**SUPPLIED RECORDS:**
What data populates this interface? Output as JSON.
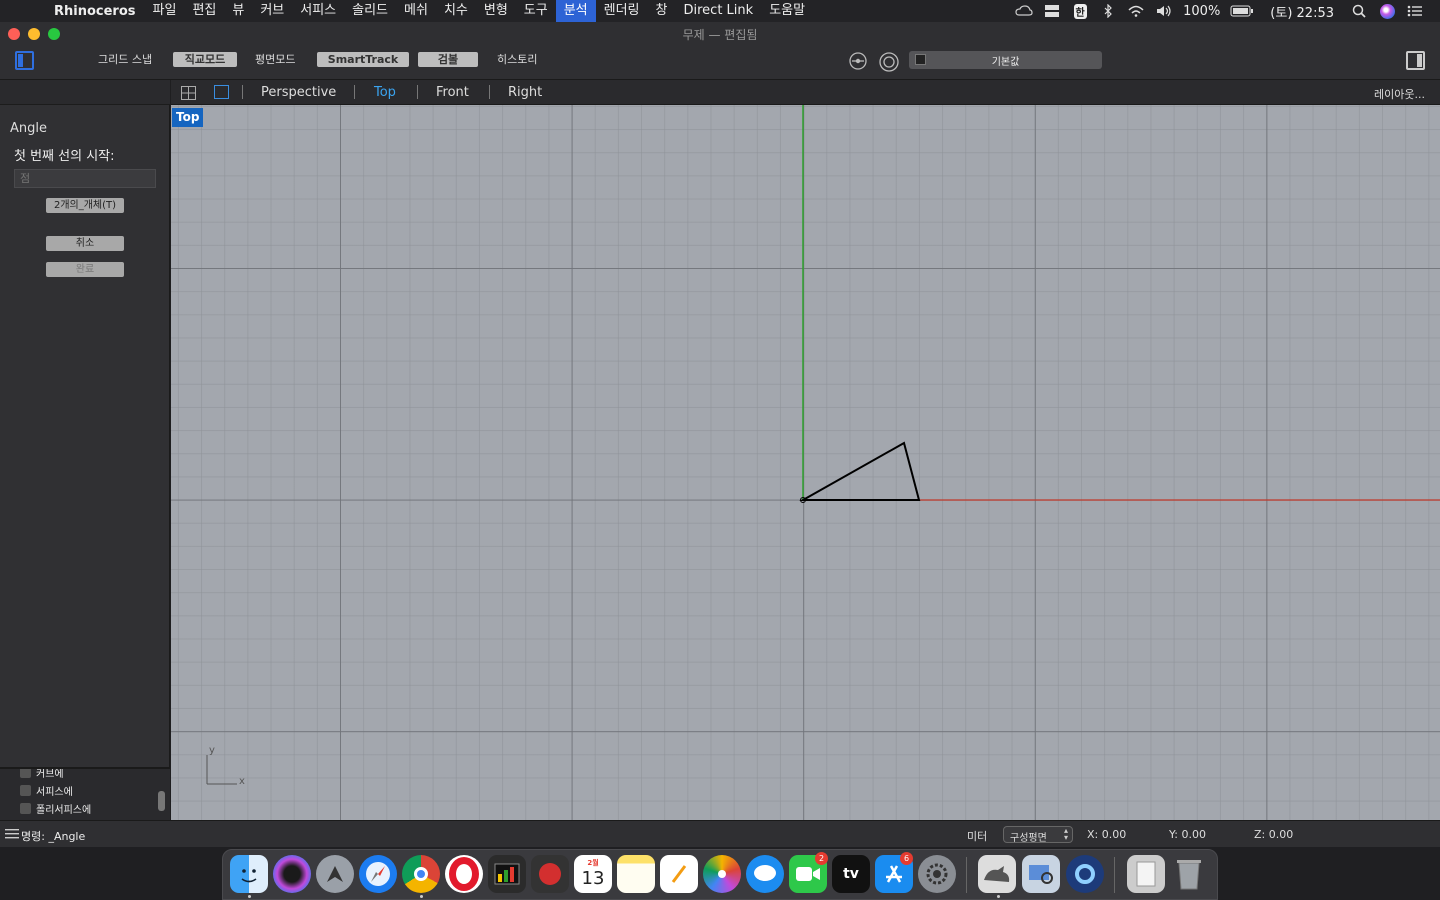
{
  "menubar": {
    "app_name": "Rhinoceros",
    "items": [
      "파일",
      "편집",
      "뷰",
      "커브",
      "서피스",
      "솔리드",
      "메쉬",
      "치수",
      "변형",
      "도구",
      "분석",
      "렌더링",
      "창",
      "Direct Link",
      "도움말"
    ],
    "active_index": 10,
    "battery": "100%",
    "ime": "한",
    "clock": "(토) 22:53"
  },
  "window": {
    "title": "무제 — 편집됨"
  },
  "toolbar": {
    "grid_snap": "그리드 스냅",
    "ortho": "직교모드",
    "planar": "평면모드",
    "smarttrack": "SmartTrack",
    "gumball": "검볼",
    "history": "히스토리",
    "layer_default": "기본값"
  },
  "command_panel": {
    "command_name": "Angle",
    "prompt": "첫 번째 선의 시작:",
    "point_placeholder": "점",
    "option_two_objects": "2개의_개체(T)",
    "cancel": "취소",
    "done": "완료"
  },
  "filter_list": {
    "items": [
      "커브에",
      "서피스에",
      "폴리서피스에"
    ]
  },
  "viewport_tabs": {
    "tabs": [
      "Perspective",
      "Top",
      "Front",
      "Right"
    ],
    "active_index": 1,
    "layout_button": "레이아웃..."
  },
  "viewport": {
    "label": "Top",
    "axis_x": "x",
    "axis_y": "y",
    "colors": {
      "x_axis": "#c0392b",
      "y_axis": "#2ea02e",
      "background": "#a3a7ae"
    }
  },
  "statusbar": {
    "command_line": "명령: _Angle",
    "units": "미터",
    "cplane": "구성평면",
    "x": "X: 0.00",
    "y": "Y: 0.00",
    "z": "Z: 0.00"
  },
  "dock": {
    "calendar_month": "2월",
    "calendar_day": "13",
    "tv_label": "tv",
    "facetime_badge": "2",
    "appstore_badge": "6"
  }
}
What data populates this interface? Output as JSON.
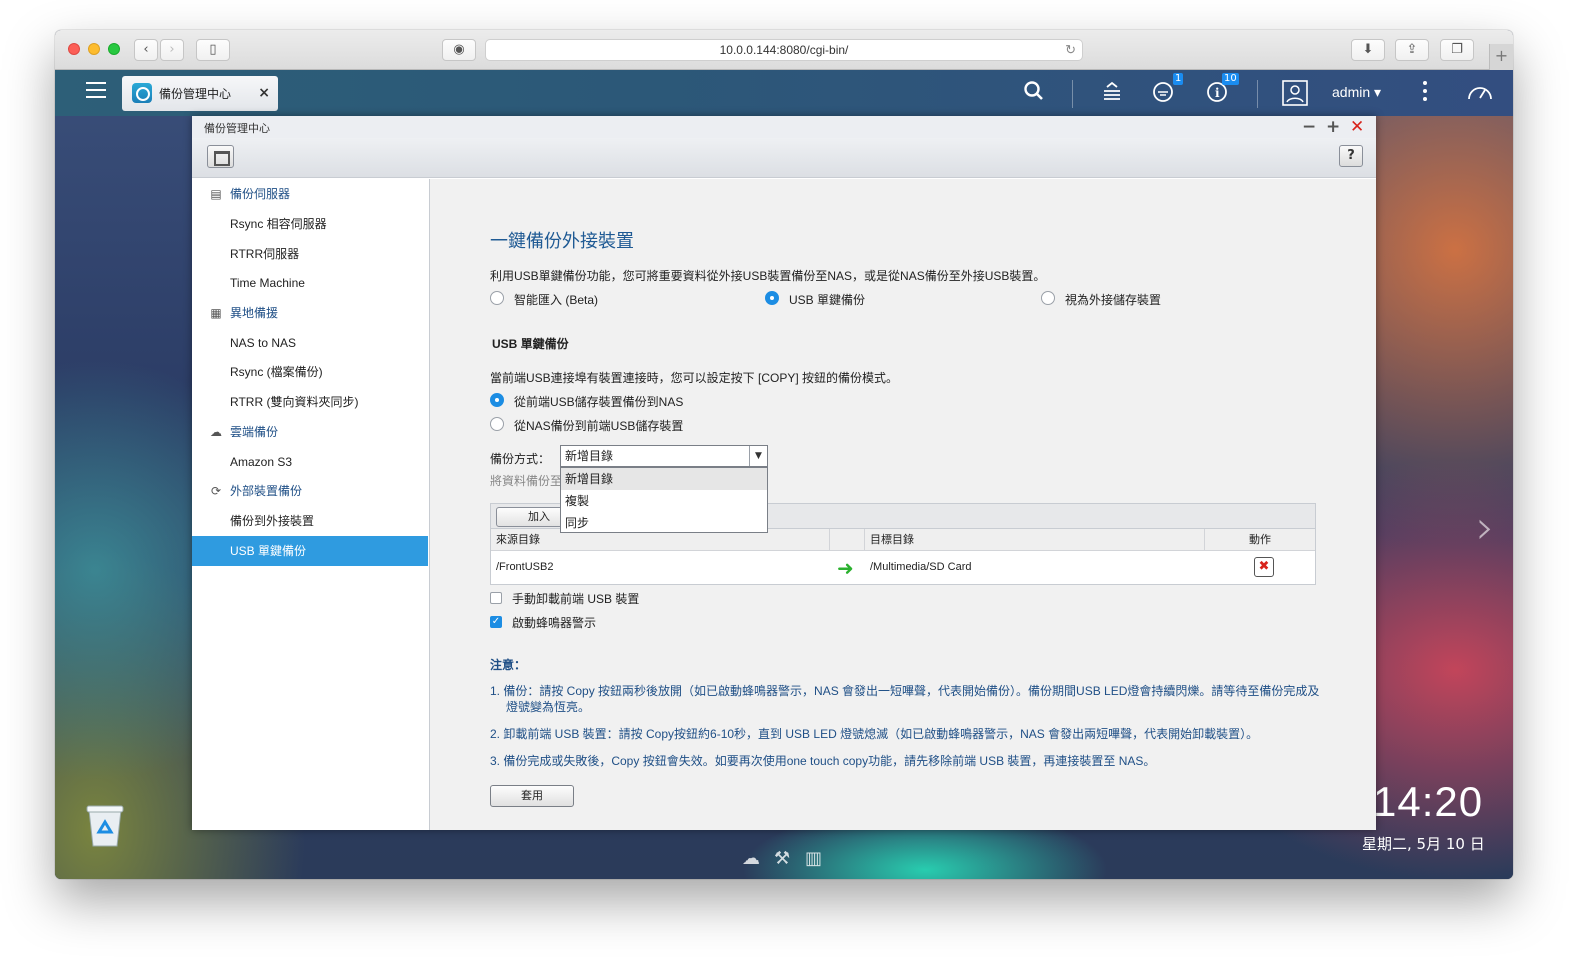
{
  "browser": {
    "url": "10.0.0.144:8080/cgi-bin/"
  },
  "topbar": {
    "app_tab_label": "備份管理中心",
    "notifications_badge": "1",
    "info_badge": "10",
    "user": "admin ▾"
  },
  "window": {
    "title": "備份管理中心",
    "help": "?"
  },
  "sidebar": {
    "groups": [
      {
        "label": "備份伺服器",
        "icon": "server-icon"
      },
      {
        "label": "異地備援",
        "icon": "building-icon"
      },
      {
        "label": "雲端備份",
        "icon": "cloud-icon"
      },
      {
        "label": "外部裝置備份",
        "icon": "sync-icon"
      }
    ],
    "items": [
      {
        "label": "Rsync 相容伺服器"
      },
      {
        "label": "RTRR伺服器"
      },
      {
        "label": "Time Machine"
      },
      {
        "label": "NAS to NAS"
      },
      {
        "label": "Rsync (檔案備份)"
      },
      {
        "label": "RTRR (雙向資料夾同步)"
      },
      {
        "label": "Amazon S3"
      },
      {
        "label": "備份到外接裝置"
      },
      {
        "label": "USB 單鍵備份"
      }
    ]
  },
  "main": {
    "title": "一鍵備份外接裝置",
    "intro": "利用USB單鍵備份功能，您可將重要資料從外接USB裝置備份至NAS，或是從NAS備份至外接USB裝置。",
    "mode_options": [
      "智能匯入 (Beta)",
      "USB 單鍵備份",
      "視為外接儲存裝置"
    ],
    "section_title": "USB 單鍵備份",
    "section_desc": "當前端USB連接埠有裝置連接時，您可以設定按下 [COPY] 按鈕的備份模式。",
    "direction_options": [
      "從前端USB儲存裝置備份到NAS",
      "從NAS備份到前端USB儲存裝置"
    ],
    "method_label": "備份方式：",
    "method_value": "新增目錄",
    "method_options": [
      "新增目錄",
      "複製",
      "同步"
    ],
    "dest_hint": "將資料備份至",
    "add_button": "加入",
    "table": {
      "headers": [
        "來源目錄",
        "目標目錄",
        "動作"
      ],
      "rows": [
        {
          "source": "/FrontUSB2",
          "target": "/Multimedia/SD Card"
        }
      ]
    },
    "checkboxes": [
      {
        "label": "手動卸載前端 USB 裝置",
        "checked": false
      },
      {
        "label": "啟動蜂鳴器警示",
        "checked": true
      }
    ],
    "notes_title": "注意：",
    "notes": [
      "1. 備份：請按 Copy 按鈕兩秒後放開（如已啟動蜂鳴器警示，NAS 會發出一短嗶聲，代表開始備份）。備份期間USB LED燈會持續閃爍。請等待至備份完成及",
      "燈號變為恆亮。",
      "2. 卸載前端 USB 裝置：請按 Copy按鈕約6-10秒，直到 USB LED 燈號熄滅（如已啟動蜂鳴器警示，NAS 會發出兩短嗶聲，代表開始卸載裝置）。",
      "3. 備份完成或失敗後，Copy 按鈕會失效。如要再次使用one touch copy功能，請先移除前端 USB 裝置，再連接裝置至 NAS。"
    ],
    "apply_button": "套用"
  },
  "desktop": {
    "time": "14:20",
    "date": "星期二, 5月 10 日"
  }
}
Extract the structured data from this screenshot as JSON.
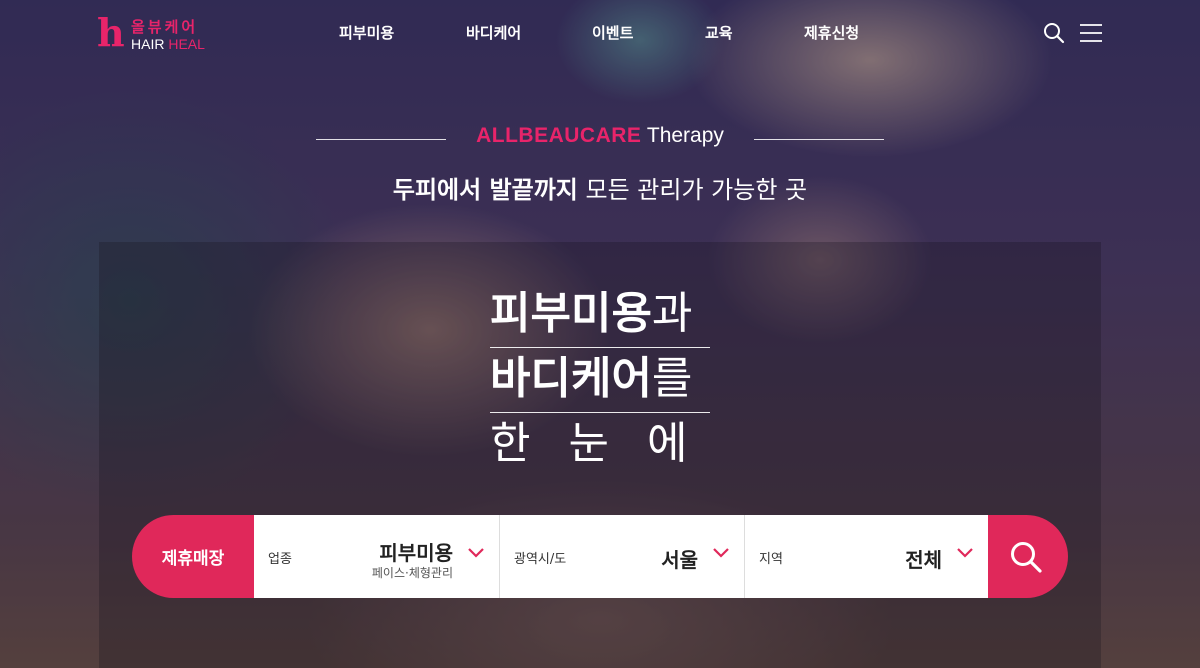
{
  "header": {
    "logo": {
      "mark": "h",
      "korean": "올뷰케어",
      "english_hair": "HAIR",
      "english_heal": "HEAL"
    },
    "nav": [
      {
        "label": "피부미용"
      },
      {
        "label": "바디케어"
      },
      {
        "label": "이벤트"
      },
      {
        "label": "교육"
      },
      {
        "label": "제휴신청"
      }
    ],
    "icons": {
      "search": "search-icon",
      "menu": "hamburger-menu-icon"
    }
  },
  "hero": {
    "subtitle_brand": "ALLBEAUCARE",
    "subtitle_rest": " Therapy",
    "tagline_strong": "두피에서 발끝까지",
    "tagline_rest": " 모든 관리가 가능한 곳",
    "headline": {
      "line1_bold": "피부미용",
      "line1_light": "과",
      "line2_bold": "바디케어",
      "line2_light": "를",
      "line3": "한눈에"
    }
  },
  "search": {
    "label": "제휴매장",
    "fields": [
      {
        "key": "업종",
        "value": "피부미용",
        "subvalue": "페이스·체형관리"
      },
      {
        "key": "광역시/도",
        "value": "서울"
      },
      {
        "key": "지역",
        "value": "전체"
      }
    ]
  },
  "colors": {
    "accent": "#e0285a",
    "brand_pink": "#e8246a",
    "text_light": "#ffffff"
  }
}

**PROBLEM TO WORK ON:** Copy all the entries word for word. Omit any pictures.

**WRITTEN ANSWER:**
What data populates this interface? Output as JSON.
{
  "menubar": {
    "app_name": "Rhinoceros",
    "items": [
      "파일",
      "편집",
      "뷰",
      "커브",
      "서피스",
      "솔리드",
      "메쉬",
      "치수",
      "변형",
      "도구",
      "분석",
      "렌더링",
      "창",
      "Direct Link",
      "도움말"
    ],
    "active_index": 10,
    "battery": "100%",
    "ime": "한",
    "clock": "(토) 22:53"
  },
  "window": {
    "title": "무제 — 편집됨"
  },
  "toolbar": {
    "grid_snap": "그리드 스냅",
    "ortho": "직교모드",
    "planar": "평면모드",
    "smarttrack": "SmartTrack",
    "gumball": "검볼",
    "history": "히스토리",
    "layer_default": "기본값"
  },
  "command_panel": {
    "command_name": "Angle",
    "prompt": "첫 번째 선의 시작:",
    "point_placeholder": "점",
    "option_two_objects": "2개의_개체(T)",
    "cancel": "취소",
    "done": "완료"
  },
  "filter_list": {
    "items": [
      "커브에",
      "서피스에",
      "폴리서피스에"
    ]
  },
  "viewport_tabs": {
    "tabs": [
      "Perspective",
      "Top",
      "Front",
      "Right"
    ],
    "active_index": 1,
    "layout_button": "레이아웃..."
  },
  "viewport": {
    "label": "Top",
    "axis_x": "x",
    "axis_y": "y",
    "colors": {
      "x_axis": "#c0392b",
      "y_axis": "#2ea02e",
      "background": "#a3a7ae"
    }
  },
  "statusbar": {
    "command_line": "명령: _Angle",
    "units": "미터",
    "cplane": "구성평면",
    "x": "X: 0.00",
    "y": "Y: 0.00",
    "z": "Z: 0.00"
  },
  "dock": {
    "calendar_month": "2월",
    "calendar_day": "13",
    "tv_label": "tv",
    "facetime_badge": "2",
    "appstore_badge": "6"
  }
}
What data populates this interface? Output as JSON.
{
  "browser": {
    "url": "10.0.0.144:8080/cgi-bin/"
  },
  "topbar": {
    "app_tab_label": "備份管理中心",
    "notifications_badge": "1",
    "info_badge": "10",
    "user": "admin ▾"
  },
  "window": {
    "title": "備份管理中心",
    "help": "?"
  },
  "sidebar": {
    "groups": [
      {
        "label": "備份伺服器",
        "icon": "server-icon"
      },
      {
        "label": "異地備援",
        "icon": "building-icon"
      },
      {
        "label": "雲端備份",
        "icon": "cloud-icon"
      },
      {
        "label": "外部裝置備份",
        "icon": "sync-icon"
      }
    ],
    "items": [
      {
        "label": "Rsync 相容伺服器"
      },
      {
        "label": "RTRR伺服器"
      },
      {
        "label": "Time Machine"
      },
      {
        "label": "NAS to NAS"
      },
      {
        "label": "Rsync (檔案備份)"
      },
      {
        "label": "RTRR (雙向資料夾同步)"
      },
      {
        "label": "Amazon S3"
      },
      {
        "label": "備份到外接裝置"
      },
      {
        "label": "USB 單鍵備份"
      }
    ]
  },
  "main": {
    "title": "一鍵備份外接裝置",
    "intro": "利用USB單鍵備份功能，您可將重要資料從外接USB裝置備份至NAS，或是從NAS備份至外接USB裝置。",
    "mode_options": [
      "智能匯入 (Beta)",
      "USB 單鍵備份",
      "視為外接儲存裝置"
    ],
    "section_title": "USB 單鍵備份",
    "section_desc": "當前端USB連接埠有裝置連接時，您可以設定按下 [COPY] 按鈕的備份模式。",
    "direction_options": [
      "從前端USB儲存裝置備份到NAS",
      "從NAS備份到前端USB儲存裝置"
    ],
    "method_label": "備份方式：",
    "method_value": "新增目錄",
    "method_options": [
      "新增目錄",
      "複製",
      "同步"
    ],
    "dest_hint": "將資料備份至",
    "add_button": "加入",
    "table": {
      "headers": [
        "來源目錄",
        "目標目錄",
        "動作"
      ],
      "rows": [
        {
          "source": "/FrontUSB2",
          "target": "/Multimedia/SD Card"
        }
      ]
    },
    "checkboxes": [
      {
        "label": "手動卸載前端 USB 裝置",
        "checked": false
      },
      {
        "label": "啟動蜂鳴器警示",
        "checked": true
      }
    ],
    "notes_title": "注意：",
    "notes": [
      "1. 備份：請按 Copy 按鈕兩秒後放開（如已啟動蜂鳴器警示，NAS 會發出一短嗶聲，代表開始備份）。備份期間USB LED燈會持續閃爍。請等待至備份完成及",
      "燈號變為恆亮。",
      "2. 卸載前端 USB 裝置：請按 Copy按鈕約6-10秒，直到 USB LED 燈號熄滅（如已啟動蜂鳴器警示，NAS 會發出兩短嗶聲，代表開始卸載裝置）。",
      "3. 備份完成或失敗後，Copy 按鈕會失效。如要再次使用one touch copy功能，請先移除前端 USB 裝置，再連接裝置至 NAS。"
    ],
    "apply_button": "套用"
  },
  "desktop": {
    "time": "14:20",
    "date": "星期二, 5月 10 日"
  }
}
Extract the structured data from this screenshot as JSON.
{
  "header": {
    "logo": {
      "mark": "h",
      "korean": "올뷰케어",
      "english_hair": "HAIR",
      "english_heal": "HEAL"
    },
    "nav": [
      {
        "label": "피부미용"
      },
      {
        "label": "바디케어"
      },
      {
        "label": "이벤트"
      },
      {
        "label": "교육"
      },
      {
        "label": "제휴신청"
      }
    ],
    "icons": {
      "search": "search-icon",
      "menu": "hamburger-menu-icon"
    }
  },
  "hero": {
    "subtitle_brand": "ALLBEAUCARE",
    "subtitle_rest": " Therapy",
    "tagline_strong": "두피에서 발끝까지",
    "tagline_rest": " 모든 관리가 가능한 곳",
    "headline": {
      "line1_bold": "피부미용",
      "line1_light": "과",
      "line2_bold": "바디케어",
      "line2_light": "를",
      "line3": "한눈에"
    }
  },
  "search": {
    "label": "제휴매장",
    "fields": [
      {
        "key": "업종",
        "value": "피부미용",
        "subvalue": "페이스·체형관리"
      },
      {
        "key": "광역시/도",
        "value": "서울"
      },
      {
        "key": "지역",
        "value": "전체"
      }
    ]
  },
  "colors": {
    "accent": "#e0285a",
    "brand_pink": "#e8246a",
    "text_light": "#ffffff"
  }
}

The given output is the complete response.